WORK INSTRUCTIONS:
Will you give the material below again, every line exactly as it is?

Stored entries
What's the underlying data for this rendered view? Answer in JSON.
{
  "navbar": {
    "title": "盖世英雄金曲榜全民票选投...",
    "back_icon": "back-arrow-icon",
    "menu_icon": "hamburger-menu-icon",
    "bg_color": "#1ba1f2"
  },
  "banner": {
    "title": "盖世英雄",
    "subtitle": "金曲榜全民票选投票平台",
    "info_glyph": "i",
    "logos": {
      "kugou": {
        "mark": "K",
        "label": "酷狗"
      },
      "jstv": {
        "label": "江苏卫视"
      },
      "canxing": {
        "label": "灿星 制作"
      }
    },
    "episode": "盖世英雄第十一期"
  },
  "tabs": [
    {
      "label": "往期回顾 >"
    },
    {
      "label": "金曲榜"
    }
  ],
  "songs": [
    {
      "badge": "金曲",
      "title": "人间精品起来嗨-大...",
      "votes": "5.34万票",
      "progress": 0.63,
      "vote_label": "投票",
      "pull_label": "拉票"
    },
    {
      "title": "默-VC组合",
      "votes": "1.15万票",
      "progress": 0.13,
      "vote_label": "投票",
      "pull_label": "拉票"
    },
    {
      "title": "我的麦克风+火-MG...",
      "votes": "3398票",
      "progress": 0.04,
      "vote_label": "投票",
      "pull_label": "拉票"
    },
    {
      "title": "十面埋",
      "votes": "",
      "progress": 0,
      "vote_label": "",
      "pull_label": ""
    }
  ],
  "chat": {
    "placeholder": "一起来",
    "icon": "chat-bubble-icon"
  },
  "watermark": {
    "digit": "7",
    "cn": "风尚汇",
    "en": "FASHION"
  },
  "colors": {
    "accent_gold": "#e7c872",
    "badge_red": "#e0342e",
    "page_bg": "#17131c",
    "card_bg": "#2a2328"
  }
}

RESULT:
What's the underlying data for this rendered view? Answer in JSON.
{
  "navbar": {
    "title": "盖世英雄金曲榜全民票选投...",
    "back_icon": "back-arrow-icon",
    "menu_icon": "hamburger-menu-icon",
    "bg_color": "#1ba1f2"
  },
  "banner": {
    "title": "盖世英雄",
    "subtitle": "金曲榜全民票选投票平台",
    "info_glyph": "i",
    "logos": {
      "kugou": {
        "mark": "K",
        "label": "酷狗"
      },
      "jstv": {
        "label": "江苏卫视"
      },
      "canxing": {
        "label": "灿星 制作"
      }
    },
    "episode": "盖世英雄第十一期"
  },
  "tabs": [
    {
      "label": "往期回顾 >"
    },
    {
      "label": "金曲榜"
    }
  ],
  "songs": [
    {
      "badge": "金曲",
      "title": "人间精品起来嗨-大...",
      "votes": "5.34万票",
      "progress": 0.63,
      "vote_label": "投票",
      "pull_label": "拉票"
    },
    {
      "title": "默-VC组合",
      "votes": "1.15万票",
      "progress": 0.13,
      "vote_label": "投票",
      "pull_label": "拉票"
    },
    {
      "title": "我的麦克风+火-MG...",
      "votes": "3398票",
      "progress": 0.04,
      "vote_label": "投票",
      "pull_label": "拉票"
    },
    {
      "title": "十面埋",
      "votes": "",
      "progress": 0,
      "vote_label": "",
      "pull_label": ""
    }
  ],
  "chat": {
    "placeholder": "一起来",
    "icon": "chat-bubble-icon"
  },
  "watermark": {
    "digit": "7",
    "cn": "风尚汇",
    "en": "FASHION"
  },
  "colors": {
    "accent_gold": "#e7c872",
    "badge_red": "#e0342e",
    "page_bg": "#17131c",
    "card_bg": "#2a2328"
  }
}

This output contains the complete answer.